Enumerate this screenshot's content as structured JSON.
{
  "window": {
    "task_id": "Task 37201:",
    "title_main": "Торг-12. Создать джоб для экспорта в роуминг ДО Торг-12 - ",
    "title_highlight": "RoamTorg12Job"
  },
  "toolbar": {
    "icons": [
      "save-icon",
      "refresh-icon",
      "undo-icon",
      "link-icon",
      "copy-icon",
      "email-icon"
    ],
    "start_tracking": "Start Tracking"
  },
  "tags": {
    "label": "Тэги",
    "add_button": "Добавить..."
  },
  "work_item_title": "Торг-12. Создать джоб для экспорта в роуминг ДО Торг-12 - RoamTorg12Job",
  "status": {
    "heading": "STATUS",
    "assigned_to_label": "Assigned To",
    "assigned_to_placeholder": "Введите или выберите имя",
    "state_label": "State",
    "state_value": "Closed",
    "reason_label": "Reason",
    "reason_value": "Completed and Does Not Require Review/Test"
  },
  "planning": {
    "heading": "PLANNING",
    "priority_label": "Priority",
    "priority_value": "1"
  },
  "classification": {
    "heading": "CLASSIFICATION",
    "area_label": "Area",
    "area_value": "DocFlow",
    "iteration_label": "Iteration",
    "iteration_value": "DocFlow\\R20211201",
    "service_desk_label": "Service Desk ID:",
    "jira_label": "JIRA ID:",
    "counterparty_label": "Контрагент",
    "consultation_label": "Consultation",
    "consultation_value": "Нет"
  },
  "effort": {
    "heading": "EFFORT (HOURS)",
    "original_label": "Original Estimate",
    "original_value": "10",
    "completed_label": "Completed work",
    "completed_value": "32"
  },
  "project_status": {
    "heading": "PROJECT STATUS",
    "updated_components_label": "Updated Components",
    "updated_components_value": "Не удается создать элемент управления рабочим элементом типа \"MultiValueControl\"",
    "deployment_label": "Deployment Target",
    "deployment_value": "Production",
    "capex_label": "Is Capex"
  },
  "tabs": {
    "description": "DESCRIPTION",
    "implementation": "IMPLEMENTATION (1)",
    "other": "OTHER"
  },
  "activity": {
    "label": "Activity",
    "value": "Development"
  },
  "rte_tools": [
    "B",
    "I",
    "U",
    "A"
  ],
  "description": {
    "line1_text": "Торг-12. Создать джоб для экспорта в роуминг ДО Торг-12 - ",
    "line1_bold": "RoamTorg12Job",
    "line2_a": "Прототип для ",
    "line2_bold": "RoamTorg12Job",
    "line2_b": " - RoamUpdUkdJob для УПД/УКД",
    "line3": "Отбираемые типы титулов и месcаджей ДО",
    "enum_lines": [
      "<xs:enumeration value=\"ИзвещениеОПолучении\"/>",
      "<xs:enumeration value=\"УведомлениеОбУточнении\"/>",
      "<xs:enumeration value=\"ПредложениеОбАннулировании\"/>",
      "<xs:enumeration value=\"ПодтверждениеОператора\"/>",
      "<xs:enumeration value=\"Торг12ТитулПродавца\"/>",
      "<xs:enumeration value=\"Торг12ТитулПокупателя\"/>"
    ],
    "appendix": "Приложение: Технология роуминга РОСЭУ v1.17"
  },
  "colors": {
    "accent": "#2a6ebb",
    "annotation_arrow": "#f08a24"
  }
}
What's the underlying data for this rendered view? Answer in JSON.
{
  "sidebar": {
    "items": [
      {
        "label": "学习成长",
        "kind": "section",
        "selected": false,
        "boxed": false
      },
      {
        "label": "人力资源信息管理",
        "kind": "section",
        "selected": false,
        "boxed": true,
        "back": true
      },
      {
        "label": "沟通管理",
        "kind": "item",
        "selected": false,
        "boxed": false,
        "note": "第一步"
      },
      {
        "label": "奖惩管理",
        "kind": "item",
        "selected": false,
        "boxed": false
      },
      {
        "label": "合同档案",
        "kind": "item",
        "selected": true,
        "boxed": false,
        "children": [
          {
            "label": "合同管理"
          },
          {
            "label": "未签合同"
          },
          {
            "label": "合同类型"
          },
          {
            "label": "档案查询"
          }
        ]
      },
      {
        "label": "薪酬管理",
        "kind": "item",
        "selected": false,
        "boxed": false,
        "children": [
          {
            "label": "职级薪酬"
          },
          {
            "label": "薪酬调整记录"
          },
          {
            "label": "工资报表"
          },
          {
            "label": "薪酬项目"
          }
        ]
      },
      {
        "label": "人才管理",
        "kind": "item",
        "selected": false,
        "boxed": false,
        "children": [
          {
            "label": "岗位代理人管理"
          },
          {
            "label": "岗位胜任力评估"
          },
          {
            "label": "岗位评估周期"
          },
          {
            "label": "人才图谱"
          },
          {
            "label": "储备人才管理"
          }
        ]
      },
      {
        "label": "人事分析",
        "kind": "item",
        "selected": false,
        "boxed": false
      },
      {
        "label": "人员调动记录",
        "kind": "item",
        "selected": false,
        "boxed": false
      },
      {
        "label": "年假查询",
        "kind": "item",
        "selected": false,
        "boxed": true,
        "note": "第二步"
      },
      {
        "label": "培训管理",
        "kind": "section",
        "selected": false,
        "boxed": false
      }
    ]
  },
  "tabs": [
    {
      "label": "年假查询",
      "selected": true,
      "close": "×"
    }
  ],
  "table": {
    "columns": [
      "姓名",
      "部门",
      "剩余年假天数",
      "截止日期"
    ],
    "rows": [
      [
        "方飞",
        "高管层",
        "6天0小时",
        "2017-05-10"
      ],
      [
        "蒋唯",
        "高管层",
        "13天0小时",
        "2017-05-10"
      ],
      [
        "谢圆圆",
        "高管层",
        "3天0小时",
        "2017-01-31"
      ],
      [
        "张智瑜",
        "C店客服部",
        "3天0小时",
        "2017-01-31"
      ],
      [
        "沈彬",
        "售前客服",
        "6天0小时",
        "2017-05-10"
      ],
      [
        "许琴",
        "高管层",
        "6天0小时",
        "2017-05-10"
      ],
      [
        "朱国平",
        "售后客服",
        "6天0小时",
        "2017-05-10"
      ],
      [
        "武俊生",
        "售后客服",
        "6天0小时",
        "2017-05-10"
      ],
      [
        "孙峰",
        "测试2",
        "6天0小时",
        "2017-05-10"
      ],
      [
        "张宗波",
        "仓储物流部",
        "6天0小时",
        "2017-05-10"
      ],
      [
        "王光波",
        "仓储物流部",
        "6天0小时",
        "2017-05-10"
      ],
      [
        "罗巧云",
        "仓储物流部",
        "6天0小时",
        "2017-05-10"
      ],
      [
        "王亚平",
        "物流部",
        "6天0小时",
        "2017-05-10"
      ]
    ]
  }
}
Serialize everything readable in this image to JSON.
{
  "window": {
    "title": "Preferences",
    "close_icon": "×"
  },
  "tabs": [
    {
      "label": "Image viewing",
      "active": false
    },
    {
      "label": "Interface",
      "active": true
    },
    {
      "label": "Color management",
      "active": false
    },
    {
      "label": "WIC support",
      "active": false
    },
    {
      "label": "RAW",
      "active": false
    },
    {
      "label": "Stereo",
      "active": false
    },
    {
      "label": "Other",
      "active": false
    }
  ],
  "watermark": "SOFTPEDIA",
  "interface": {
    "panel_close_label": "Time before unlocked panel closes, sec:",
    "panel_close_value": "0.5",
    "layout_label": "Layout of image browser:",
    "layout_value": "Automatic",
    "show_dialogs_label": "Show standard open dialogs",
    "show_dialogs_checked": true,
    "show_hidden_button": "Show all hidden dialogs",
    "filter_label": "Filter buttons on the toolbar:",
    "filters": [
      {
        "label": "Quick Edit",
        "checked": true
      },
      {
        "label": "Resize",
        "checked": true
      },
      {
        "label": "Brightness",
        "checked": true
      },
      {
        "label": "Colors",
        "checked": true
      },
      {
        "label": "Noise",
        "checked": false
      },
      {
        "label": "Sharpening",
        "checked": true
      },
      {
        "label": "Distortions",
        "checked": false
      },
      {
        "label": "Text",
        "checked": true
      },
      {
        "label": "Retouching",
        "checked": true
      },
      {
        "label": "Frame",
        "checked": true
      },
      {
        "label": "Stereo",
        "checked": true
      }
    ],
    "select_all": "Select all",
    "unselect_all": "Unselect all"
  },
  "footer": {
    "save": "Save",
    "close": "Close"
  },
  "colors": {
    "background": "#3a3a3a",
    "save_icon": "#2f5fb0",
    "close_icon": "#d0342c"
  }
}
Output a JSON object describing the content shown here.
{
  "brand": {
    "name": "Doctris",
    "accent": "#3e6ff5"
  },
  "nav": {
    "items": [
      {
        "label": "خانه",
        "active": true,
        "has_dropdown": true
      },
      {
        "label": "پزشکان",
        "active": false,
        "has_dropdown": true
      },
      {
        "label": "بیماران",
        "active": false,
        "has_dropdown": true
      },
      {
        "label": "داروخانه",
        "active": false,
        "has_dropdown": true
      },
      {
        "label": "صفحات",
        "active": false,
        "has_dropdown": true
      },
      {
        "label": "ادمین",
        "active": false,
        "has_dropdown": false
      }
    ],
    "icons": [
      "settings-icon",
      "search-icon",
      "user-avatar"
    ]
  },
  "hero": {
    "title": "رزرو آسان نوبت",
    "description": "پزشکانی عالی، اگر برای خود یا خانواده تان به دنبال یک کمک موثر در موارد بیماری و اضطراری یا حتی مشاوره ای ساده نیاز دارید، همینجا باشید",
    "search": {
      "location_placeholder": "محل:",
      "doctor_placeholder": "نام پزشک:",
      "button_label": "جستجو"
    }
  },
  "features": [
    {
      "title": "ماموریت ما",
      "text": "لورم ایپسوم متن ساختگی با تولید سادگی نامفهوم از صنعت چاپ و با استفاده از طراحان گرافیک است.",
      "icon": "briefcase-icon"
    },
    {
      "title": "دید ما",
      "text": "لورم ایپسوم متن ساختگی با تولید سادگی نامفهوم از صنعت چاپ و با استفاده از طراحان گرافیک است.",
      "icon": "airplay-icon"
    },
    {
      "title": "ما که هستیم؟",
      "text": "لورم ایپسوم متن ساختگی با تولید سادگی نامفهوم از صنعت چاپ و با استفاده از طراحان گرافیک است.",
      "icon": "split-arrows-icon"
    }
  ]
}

= = = = = = =

THE PROBLEM: Reproduce only those lines of the entries above that run from the line with "Output a JSON" to the final line.

CORRECT RESULT:
Output a JSON object describing the content shown here.
{
  "brand": {
    "name": "Doctris",
    "accent": "#3e6ff5"
  },
  "nav": {
    "items": [
      {
        "label": "خانه",
        "active": true,
        "has_dropdown": true
      },
      {
        "label": "پزشکان",
        "active": false,
        "has_dropdown": true
      },
      {
        "label": "بیماران",
        "active": false,
        "has_dropdown": true
      },
      {
        "label": "داروخانه",
        "active": false,
        "has_dropdown": true
      },
      {
        "label": "صفحات",
        "active": false,
        "has_dropdown": true
      },
      {
        "label": "ادمین",
        "active": false,
        "has_dropdown": false
      }
    ],
    "icons": [
      "settings-icon",
      "search-icon",
      "user-avatar"
    ]
  },
  "hero": {
    "title": "رزرو آسان نوبت",
    "description": "پزشکانی عالی، اگر برای خود یا خانواده تان به دنبال یک کمک موثر در موارد بیماری و اضطراری یا حتی مشاوره ای ساده نیاز دارید، همینجا باشید",
    "search": {
      "location_placeholder": "محل:",
      "doctor_placeholder": "نام پزشک:",
      "button_label": "جستجو"
    }
  },
  "features": [
    {
      "title": "ماموریت ما",
      "text": "لورم ایپسوم متن ساختگی با تولید سادگی نامفهوم از صنعت چاپ و با استفاده از طراحان گرافیک است.",
      "icon": "briefcase-icon"
    },
    {
      "title": "دید ما",
      "text": "لورم ایپسوم متن ساختگی با تولید سادگی نامفهوم از صنعت چاپ و با استفاده از طراحان گرافیک است.",
      "icon": "airplay-icon"
    },
    {
      "title": "ما که هستیم؟",
      "text": "لورم ایپسوم متن ساختگی با تولید سادگی نامفهوم از صنعت چاپ و با استفاده از طراحان گرافیک است.",
      "icon": "split-arrows-icon"
    }
  ]
}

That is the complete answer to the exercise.